#### BRANO SCELTO

————

Francesca Romana Pinzari, artista romana, nata a Perth (Australia) nel 1976, ha iniziato la sua carriera nel 2001 come pittrice figurativa.
Negli ultimi anni ha intrapreso una ricerca sul corpo e sui fenomeni identitari della società contemporanea: utilizzando diversi media quali video, performances e installazioni, i suoi lavori si sviluppano come autoritratti che raccontano concetti universalmente noti nei quali ognuno può immedesimarsi.
Il proprio corpo è vissuto da Francesca come un luogo di sperimentazione, sul quale, con il quale e attraverso il quale indagare il rapporto tra intimità e condivisione. In una continua relazione di antinomia tra differenti elementi messi in connessione tra loro nascono opere come le Chimere (2012), sculture eteree, frutto di un paziente lavoro manuale che unisce la fragilità del crine di cavallo alla resistenza di una struttura metallica. Tra mito e storia, tra utopia e realtà le chimere aleggiano, materializzandosi nei ricordi ancestrali dell’individuo e nel risultato ibrido delle proprie incertezze. La chimera è, infatti, un mostro mitologico, ma allo stesso tempo è un desiderio irrealizzabile, un’illusione, un’assurdità.

————

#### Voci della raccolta
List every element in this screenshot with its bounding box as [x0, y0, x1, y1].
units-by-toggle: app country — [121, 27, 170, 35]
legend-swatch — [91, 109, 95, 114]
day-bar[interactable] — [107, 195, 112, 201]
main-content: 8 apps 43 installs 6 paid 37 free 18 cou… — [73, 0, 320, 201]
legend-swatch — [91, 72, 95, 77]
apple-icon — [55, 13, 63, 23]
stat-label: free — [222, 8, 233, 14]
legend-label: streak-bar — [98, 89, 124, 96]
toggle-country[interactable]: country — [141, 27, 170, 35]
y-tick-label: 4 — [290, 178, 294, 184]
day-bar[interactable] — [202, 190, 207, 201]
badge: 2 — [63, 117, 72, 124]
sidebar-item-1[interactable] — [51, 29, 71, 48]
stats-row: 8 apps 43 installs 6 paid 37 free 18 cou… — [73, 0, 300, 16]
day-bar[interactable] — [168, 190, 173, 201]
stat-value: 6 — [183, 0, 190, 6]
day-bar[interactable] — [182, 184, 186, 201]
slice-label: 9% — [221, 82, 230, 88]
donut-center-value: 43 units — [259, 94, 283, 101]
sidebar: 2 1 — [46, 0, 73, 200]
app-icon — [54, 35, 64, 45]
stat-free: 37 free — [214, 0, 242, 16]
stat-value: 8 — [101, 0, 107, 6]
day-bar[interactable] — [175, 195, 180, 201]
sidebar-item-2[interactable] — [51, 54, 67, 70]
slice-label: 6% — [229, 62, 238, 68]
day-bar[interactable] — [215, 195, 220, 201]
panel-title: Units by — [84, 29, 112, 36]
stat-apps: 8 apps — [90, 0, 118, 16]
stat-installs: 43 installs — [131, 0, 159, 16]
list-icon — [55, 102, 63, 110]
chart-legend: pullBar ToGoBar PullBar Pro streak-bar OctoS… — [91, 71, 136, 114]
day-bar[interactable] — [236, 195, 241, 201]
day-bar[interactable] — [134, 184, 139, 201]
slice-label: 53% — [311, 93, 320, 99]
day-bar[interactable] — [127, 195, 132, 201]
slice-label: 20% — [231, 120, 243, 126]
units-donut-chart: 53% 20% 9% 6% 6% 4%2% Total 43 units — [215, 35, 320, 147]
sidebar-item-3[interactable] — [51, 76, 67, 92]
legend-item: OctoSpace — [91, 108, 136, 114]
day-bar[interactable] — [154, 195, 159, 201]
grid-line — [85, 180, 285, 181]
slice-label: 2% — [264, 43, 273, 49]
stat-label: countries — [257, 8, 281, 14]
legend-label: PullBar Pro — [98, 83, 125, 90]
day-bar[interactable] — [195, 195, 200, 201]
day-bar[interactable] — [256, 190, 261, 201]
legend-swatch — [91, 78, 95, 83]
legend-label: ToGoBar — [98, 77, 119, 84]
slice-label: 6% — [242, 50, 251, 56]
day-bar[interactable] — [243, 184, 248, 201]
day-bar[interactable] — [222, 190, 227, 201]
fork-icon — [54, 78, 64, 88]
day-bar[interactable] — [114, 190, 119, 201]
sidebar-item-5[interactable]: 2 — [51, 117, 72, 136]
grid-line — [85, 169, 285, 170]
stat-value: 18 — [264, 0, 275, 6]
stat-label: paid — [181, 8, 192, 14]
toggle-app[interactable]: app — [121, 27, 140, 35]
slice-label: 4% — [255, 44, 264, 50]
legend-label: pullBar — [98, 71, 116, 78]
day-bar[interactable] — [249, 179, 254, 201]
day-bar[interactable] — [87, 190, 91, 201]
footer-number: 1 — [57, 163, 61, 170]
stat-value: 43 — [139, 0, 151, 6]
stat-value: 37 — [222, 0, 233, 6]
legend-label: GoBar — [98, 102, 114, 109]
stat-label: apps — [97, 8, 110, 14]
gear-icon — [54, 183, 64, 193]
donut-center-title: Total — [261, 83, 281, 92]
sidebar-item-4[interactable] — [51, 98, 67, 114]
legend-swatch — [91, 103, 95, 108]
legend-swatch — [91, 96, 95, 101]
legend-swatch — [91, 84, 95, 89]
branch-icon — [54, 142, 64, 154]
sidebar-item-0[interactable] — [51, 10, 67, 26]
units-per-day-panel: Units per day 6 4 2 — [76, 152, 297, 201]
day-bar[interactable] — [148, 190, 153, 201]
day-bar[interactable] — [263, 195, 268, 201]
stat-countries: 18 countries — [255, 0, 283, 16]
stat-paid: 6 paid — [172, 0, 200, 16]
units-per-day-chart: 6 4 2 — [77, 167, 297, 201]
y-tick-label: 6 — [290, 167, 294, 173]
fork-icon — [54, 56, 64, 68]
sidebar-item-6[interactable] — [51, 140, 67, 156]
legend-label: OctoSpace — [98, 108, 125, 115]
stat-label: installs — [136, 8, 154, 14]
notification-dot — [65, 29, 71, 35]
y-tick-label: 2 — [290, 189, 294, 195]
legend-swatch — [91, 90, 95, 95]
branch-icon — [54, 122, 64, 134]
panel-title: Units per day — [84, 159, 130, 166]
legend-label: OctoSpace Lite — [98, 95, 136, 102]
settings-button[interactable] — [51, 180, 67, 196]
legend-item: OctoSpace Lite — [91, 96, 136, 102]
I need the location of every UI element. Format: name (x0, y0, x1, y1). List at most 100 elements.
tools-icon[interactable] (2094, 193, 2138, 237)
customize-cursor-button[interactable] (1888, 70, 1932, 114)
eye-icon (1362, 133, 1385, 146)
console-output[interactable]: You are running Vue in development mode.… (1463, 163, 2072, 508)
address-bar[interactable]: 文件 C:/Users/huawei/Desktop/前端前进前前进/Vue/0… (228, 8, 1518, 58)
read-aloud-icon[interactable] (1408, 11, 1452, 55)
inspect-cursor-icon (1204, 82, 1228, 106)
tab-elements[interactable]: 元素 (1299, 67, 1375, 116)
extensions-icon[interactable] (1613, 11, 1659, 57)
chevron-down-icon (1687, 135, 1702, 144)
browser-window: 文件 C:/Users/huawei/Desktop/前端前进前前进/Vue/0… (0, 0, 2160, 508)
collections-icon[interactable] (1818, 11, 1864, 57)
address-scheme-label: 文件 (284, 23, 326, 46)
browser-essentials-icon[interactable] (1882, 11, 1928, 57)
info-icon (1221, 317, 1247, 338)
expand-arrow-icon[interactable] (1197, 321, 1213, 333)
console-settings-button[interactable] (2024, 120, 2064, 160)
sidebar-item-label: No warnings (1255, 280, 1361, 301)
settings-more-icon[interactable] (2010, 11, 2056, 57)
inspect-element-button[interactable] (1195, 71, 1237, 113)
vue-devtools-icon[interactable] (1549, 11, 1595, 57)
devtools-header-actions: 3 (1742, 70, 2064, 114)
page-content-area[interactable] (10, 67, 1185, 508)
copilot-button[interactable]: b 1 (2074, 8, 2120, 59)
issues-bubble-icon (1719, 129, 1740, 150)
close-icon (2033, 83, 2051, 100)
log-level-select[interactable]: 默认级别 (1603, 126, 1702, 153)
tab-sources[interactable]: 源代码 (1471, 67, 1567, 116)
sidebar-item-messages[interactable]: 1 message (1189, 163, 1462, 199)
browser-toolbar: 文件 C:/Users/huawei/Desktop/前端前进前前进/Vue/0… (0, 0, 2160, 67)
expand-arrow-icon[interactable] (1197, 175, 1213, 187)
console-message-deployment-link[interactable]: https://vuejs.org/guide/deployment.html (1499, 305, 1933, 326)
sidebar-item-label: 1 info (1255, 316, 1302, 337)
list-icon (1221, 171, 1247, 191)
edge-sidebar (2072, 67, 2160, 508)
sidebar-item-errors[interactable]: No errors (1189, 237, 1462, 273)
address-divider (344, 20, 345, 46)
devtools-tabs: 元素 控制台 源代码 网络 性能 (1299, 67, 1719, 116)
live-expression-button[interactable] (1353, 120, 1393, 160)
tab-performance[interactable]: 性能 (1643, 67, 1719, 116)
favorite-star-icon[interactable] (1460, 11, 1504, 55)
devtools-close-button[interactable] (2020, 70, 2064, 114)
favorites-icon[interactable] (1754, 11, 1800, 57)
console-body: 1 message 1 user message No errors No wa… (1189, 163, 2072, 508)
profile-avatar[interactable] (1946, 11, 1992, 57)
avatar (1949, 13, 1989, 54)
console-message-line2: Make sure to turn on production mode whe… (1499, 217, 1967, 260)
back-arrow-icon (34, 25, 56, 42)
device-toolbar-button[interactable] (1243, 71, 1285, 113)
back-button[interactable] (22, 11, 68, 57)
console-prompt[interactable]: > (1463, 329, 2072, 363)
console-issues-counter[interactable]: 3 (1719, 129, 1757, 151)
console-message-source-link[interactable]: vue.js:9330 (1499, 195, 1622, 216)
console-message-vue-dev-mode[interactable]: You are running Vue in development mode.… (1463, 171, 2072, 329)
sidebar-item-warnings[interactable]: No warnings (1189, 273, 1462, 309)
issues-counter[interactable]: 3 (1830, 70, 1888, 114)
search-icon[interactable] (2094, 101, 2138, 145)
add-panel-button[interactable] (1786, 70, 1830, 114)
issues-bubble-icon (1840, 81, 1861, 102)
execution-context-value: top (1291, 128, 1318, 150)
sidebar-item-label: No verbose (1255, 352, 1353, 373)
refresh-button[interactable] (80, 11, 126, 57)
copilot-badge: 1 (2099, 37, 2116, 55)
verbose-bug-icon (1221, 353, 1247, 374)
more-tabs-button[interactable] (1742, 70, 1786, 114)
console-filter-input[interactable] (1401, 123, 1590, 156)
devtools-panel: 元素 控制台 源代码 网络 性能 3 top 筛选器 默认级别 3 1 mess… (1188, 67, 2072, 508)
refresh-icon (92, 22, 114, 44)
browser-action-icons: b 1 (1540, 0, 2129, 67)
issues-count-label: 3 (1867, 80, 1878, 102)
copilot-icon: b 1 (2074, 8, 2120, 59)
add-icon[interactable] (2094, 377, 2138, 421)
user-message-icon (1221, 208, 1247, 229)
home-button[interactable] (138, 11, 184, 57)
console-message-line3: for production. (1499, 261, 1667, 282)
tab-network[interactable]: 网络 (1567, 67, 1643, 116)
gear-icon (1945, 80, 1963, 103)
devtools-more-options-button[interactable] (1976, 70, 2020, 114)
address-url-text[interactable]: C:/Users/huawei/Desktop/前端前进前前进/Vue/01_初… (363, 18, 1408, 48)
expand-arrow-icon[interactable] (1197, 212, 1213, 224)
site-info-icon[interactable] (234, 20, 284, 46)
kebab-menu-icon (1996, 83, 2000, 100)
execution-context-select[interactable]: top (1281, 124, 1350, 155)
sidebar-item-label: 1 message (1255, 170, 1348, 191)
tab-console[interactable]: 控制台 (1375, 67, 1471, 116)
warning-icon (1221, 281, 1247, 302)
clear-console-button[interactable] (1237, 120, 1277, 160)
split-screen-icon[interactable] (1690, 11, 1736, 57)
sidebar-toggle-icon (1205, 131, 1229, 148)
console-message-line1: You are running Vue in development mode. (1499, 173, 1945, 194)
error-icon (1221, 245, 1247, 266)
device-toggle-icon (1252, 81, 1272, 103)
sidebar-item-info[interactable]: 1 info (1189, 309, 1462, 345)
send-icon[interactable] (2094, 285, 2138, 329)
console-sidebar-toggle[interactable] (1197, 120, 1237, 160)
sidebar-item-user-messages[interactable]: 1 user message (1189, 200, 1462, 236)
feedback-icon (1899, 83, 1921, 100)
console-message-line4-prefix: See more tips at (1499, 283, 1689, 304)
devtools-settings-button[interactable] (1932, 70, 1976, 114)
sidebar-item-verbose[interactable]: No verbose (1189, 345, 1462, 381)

————

#### PROVA TU
Ricopia parola per parola l'intero brano su Francesca Romana Pinzari. Le voci riportate sono materiale a sé, distinto dal brano.

#### SOLUZIONE PROPOSTA
Francesca Romana Pinzari, artista romana, nata a Perth (Australia) nel 1976, ha iniziato la sua carriera nel 2001 come pittrice figurativa.
Negli ultimi anni ha intrapreso una ricerca sul corpo e sui fenomeni identitari della società contemporanea: utilizzando diversi media quali video, performances e installazioni, i suoi lavori si sviluppano come autoritratti che raccontano concetti universalmente noti nei quali ognuno può immedesimarsi.
Il proprio corpo è vissuto da Francesca come un luogo di sperimentazione, sul quale, con il quale e attraverso il quale indagare il rapporto tra intimità e condivisione. In una continua relazione di antinomia tra differenti elementi messi in connessione tra loro nascono opere come le Chimere (2012), sculture eteree, frutto di un paziente lavoro manuale che unisce la fragilità del crine di cavallo alla resistenza di una struttura metallica. Tra mito e storia, tra utopia e realtà le chimere aleggiano, materializzandosi nei ricordi ancestrali dell’individuo e nel risultato ibrido delle proprie incertezze. La chimera è, infatti, un mostro mitologico, ma allo stesso tempo è un desiderio irrealizzabile, un’illusione, un’assurdità.